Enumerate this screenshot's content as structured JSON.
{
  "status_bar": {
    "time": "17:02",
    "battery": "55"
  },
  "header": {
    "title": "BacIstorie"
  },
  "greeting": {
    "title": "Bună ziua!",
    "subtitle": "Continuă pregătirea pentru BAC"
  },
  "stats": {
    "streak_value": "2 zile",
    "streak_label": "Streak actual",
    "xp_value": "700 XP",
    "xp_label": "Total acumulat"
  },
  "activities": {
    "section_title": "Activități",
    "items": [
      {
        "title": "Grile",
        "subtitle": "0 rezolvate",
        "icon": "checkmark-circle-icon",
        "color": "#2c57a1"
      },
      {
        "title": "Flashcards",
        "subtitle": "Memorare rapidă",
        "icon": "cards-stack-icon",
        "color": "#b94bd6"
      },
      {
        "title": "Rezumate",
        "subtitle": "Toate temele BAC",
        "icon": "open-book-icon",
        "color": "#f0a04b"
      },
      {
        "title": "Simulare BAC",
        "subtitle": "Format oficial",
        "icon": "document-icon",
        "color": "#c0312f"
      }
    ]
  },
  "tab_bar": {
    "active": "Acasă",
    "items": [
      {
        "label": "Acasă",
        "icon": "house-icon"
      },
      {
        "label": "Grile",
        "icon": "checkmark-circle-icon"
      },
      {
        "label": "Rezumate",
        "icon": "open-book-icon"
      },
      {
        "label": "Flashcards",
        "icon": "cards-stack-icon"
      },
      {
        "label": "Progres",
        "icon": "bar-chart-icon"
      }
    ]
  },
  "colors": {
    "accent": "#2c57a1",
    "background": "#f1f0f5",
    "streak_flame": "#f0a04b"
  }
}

**********

* [THE EXERCISE] Each line of the listing should be echoed back exactly.

* [THE COMPLETED TASK]
Enumerate this screenshot's content as structured JSON.
{
  "status_bar": {
    "time": "17:02",
    "battery": "55"
  },
  "header": {
    "title": "BacIstorie"
  },
  "greeting": {
    "title": "Bună ziua!",
    "subtitle": "Continuă pregătirea pentru BAC"
  },
  "stats": {
    "streak_value": "2 zile",
    "streak_label": "Streak actual",
    "xp_value": "700 XP",
    "xp_label": "Total acumulat"
  },
  "activities": {
    "section_title": "Activități",
    "items": [
      {
        "title": "Grile",
        "subtitle": "0 rezolvate",
        "icon": "checkmark-circle-icon",
        "color": "#2c57a1"
      },
      {
        "title": "Flashcards",
        "subtitle": "Memorare rapidă",
        "icon": "cards-stack-icon",
        "color": "#b94bd6"
      },
      {
        "title": "Rezumate",
        "subtitle": "Toate temele BAC",
        "icon": "open-book-icon",
        "color": "#f0a04b"
      },
      {
        "title": "Simulare BAC",
        "subtitle": "Format oficial",
        "icon": "document-icon",
        "color": "#c0312f"
      }
    ]
  },
  "tab_bar": {
    "active": "Acasă",
    "items": [
      {
        "label": "Acasă",
        "icon": "house-icon"
      },
      {
        "label": "Grile",
        "icon": "checkmark-circle-icon"
      },
      {
        "label": "Rezumate",
        "icon": "open-book-icon"
      },
      {
        "label": "Flashcards",
        "icon": "cards-stack-icon"
      },
      {
        "label": "Progres",
        "icon": "bar-chart-icon"
      }
    ]
  },
  "colors": {
    "accent": "#2c57a1",
    "background": "#f1f0f5",
    "streak_flame": "#f0a04b"
  }
}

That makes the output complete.